Excerpt from a dataset:
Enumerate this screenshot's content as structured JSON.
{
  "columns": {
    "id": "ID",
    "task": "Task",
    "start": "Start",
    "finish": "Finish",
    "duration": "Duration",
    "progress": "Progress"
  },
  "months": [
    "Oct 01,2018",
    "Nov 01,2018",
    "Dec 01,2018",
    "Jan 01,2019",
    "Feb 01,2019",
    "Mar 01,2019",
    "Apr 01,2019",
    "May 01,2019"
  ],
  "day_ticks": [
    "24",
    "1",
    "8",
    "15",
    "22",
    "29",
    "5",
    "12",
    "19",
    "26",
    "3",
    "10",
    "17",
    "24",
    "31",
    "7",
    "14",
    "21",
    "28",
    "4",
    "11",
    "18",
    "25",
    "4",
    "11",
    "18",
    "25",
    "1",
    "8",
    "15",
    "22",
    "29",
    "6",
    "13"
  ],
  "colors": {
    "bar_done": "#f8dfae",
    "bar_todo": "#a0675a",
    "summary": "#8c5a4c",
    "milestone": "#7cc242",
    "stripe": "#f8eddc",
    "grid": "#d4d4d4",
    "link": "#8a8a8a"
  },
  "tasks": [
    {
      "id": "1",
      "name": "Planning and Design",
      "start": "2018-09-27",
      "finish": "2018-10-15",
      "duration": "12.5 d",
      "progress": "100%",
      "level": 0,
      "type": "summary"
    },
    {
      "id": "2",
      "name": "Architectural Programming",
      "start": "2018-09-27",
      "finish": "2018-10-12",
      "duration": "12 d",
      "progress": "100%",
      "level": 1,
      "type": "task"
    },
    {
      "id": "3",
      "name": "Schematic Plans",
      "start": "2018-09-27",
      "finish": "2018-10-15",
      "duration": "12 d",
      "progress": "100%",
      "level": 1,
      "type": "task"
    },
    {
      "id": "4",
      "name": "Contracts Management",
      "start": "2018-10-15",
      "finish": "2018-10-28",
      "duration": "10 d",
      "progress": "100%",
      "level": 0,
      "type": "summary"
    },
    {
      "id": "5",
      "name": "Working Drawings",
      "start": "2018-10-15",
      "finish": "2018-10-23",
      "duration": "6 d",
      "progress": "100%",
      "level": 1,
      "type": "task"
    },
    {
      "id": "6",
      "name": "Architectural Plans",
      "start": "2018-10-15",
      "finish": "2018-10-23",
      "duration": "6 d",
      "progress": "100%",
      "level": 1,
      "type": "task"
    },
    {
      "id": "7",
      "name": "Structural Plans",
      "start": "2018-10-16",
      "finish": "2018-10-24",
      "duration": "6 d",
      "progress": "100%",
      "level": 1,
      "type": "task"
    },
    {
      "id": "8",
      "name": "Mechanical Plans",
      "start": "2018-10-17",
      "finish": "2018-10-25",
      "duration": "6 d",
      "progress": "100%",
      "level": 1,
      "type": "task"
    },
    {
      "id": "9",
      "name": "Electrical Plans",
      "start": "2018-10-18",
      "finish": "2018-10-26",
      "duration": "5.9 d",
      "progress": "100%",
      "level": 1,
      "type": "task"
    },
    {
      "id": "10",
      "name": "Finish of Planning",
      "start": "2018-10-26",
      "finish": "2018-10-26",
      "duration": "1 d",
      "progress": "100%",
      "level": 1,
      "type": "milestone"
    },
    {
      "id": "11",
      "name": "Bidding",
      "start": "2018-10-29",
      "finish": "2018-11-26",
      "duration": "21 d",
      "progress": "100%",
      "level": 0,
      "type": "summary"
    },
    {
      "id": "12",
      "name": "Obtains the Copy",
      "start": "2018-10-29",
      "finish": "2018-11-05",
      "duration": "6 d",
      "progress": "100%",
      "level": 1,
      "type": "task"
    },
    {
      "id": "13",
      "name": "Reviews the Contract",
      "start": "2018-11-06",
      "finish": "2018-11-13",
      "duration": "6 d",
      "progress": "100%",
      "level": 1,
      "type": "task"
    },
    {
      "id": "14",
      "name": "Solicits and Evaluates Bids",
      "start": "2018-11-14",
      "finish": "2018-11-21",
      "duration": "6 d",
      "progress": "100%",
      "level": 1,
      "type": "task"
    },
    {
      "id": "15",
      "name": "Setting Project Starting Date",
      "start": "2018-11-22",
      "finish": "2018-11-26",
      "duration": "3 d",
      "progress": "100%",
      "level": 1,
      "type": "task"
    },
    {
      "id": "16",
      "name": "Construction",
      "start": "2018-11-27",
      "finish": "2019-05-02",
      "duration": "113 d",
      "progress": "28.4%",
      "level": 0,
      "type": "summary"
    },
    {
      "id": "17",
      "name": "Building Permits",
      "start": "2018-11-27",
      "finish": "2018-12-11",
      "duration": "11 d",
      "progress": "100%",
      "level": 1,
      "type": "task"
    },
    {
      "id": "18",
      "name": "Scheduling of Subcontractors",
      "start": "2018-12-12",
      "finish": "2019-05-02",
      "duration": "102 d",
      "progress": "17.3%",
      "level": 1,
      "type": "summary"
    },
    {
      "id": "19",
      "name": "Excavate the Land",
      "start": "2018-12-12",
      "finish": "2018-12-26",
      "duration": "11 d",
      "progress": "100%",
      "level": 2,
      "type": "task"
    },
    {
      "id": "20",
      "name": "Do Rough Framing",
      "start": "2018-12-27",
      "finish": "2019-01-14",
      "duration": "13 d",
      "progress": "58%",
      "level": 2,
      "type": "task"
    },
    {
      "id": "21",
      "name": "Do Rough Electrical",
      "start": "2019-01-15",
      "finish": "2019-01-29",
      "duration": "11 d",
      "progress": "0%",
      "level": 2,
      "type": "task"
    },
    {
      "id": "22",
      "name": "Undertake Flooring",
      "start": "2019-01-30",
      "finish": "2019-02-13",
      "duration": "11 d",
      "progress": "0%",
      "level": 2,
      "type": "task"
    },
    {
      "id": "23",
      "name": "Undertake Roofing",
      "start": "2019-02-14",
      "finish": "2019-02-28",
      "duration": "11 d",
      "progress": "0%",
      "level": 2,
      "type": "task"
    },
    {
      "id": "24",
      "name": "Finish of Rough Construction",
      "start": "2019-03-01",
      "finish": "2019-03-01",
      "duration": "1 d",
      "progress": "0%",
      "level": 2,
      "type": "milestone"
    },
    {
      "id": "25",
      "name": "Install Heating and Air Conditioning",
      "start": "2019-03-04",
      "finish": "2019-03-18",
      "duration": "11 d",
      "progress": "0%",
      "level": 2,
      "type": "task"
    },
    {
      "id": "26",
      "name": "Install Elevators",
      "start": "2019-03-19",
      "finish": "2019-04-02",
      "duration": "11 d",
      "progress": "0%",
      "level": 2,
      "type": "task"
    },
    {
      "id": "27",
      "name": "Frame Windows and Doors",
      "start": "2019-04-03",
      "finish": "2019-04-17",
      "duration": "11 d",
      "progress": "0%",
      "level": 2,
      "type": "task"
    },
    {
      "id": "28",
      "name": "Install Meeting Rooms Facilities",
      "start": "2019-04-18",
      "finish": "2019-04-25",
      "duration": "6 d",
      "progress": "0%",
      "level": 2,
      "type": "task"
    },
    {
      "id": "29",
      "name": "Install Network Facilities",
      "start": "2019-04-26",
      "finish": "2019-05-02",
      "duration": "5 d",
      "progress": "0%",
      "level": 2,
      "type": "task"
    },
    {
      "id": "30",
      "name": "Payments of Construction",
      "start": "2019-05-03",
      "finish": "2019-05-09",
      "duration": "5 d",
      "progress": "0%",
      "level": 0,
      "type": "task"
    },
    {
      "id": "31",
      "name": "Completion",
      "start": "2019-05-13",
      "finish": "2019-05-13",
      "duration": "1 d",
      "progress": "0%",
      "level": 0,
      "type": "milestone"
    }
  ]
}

- _SHORT TASK_
Copy whichever lines in the listing above contain the word "Facilities".

- _RESULT OF THE TASK_
      "name": "Install Meeting Rooms Facilities",
      "name": "Install Network Facilities",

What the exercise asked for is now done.